Would you set down every entry shown below, precisely as written?

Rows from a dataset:

+--

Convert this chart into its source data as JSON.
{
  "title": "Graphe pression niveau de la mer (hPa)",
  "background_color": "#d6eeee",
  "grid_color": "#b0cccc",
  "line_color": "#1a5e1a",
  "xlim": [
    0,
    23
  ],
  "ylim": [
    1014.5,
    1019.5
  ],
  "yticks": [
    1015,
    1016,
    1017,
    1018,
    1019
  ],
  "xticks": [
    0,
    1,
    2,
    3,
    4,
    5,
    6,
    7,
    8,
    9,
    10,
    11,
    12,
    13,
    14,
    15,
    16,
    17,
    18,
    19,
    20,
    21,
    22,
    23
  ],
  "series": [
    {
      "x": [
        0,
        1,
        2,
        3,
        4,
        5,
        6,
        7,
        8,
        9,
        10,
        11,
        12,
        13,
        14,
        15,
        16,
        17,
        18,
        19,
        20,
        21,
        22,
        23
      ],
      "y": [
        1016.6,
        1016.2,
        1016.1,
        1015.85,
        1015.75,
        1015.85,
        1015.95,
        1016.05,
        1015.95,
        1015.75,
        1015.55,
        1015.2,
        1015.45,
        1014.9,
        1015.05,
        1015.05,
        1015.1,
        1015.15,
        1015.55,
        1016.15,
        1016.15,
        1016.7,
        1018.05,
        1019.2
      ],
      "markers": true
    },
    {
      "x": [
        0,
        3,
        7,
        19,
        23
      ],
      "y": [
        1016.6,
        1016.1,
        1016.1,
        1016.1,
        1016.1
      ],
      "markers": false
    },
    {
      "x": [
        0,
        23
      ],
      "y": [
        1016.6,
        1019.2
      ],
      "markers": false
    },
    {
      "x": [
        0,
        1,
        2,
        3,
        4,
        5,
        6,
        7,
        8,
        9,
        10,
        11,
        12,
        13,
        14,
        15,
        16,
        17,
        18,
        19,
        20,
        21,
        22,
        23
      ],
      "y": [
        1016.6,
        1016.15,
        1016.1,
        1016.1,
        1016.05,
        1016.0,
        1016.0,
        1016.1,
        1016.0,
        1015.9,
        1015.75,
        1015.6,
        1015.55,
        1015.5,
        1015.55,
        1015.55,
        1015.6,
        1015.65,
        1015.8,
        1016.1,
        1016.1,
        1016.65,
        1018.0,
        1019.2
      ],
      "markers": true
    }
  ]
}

+--

◆ SOLUTION BELOW ◆
Convert this chart into its source data as JSON.
{
  "title": "Graphe pression niveau de la mer (hPa)",
  "background_color": "#d6eeee",
  "grid_color": "#b0cccc",
  "line_color": "#1a5e1a",
  "xlim": [
    0,
    23
  ],
  "ylim": [
    1014.5,
    1019.5
  ],
  "yticks": [
    1015,
    1016,
    1017,
    1018,
    1019
  ],
  "xticks": [
    0,
    1,
    2,
    3,
    4,
    5,
    6,
    7,
    8,
    9,
    10,
    11,
    12,
    13,
    14,
    15,
    16,
    17,
    18,
    19,
    20,
    21,
    22,
    23
  ],
  "series": [
    {
      "x": [
        0,
        1,
        2,
        3,
        4,
        5,
        6,
        7,
        8,
        9,
        10,
        11,
        12,
        13,
        14,
        15,
        16,
        17,
        18,
        19,
        20,
        21,
        22,
        23
      ],
      "y": [
        1016.6,
        1016.2,
        1016.1,
        1015.85,
        1015.75,
        1015.85,
        1015.95,
        1016.05,
        1015.95,
        1015.75,
        1015.55,
        1015.2,
        1015.45,
        1014.9,
        1015.05,
        1015.05,
        1015.1,
        1015.15,
        1015.55,
        1016.15,
        1016.15,
        1016.7,
        1018.05,
        1019.2
      ],
      "markers": true
    },
    {
      "x": [
        0,
        3,
        7,
        19,
        23
      ],
      "y": [
        1016.6,
        1016.1,
        1016.1,
        1016.1,
        1016.1
      ],
      "markers": false
    },
    {
      "x": [
        0,
        23
      ],
      "y": [
        1016.6,
        1019.2
      ],
      "markers": false
    },
    {
      "x": [
        0,
        1,
        2,
        3,
        4,
        5,
        6,
        7,
        8,
        9,
        10,
        11,
        12,
        13,
        14,
        15,
        16,
        17,
        18,
        19,
        20,
        21,
        22,
        23
      ],
      "y": [
        1016.6,
        1016.15,
        1016.1,
        1016.1,
        1016.05,
        1016.0,
        1016.0,
        1016.1,
        1016.0,
        1015.9,
        1015.75,
        1015.6,
        1015.55,
        1015.5,
        1015.55,
        1015.55,
        1015.6,
        1015.65,
        1015.8,
        1016.1,
        1016.1,
        1016.65,
        1018.0,
        1019.2
      ],
      "markers": true
    }
  ]
}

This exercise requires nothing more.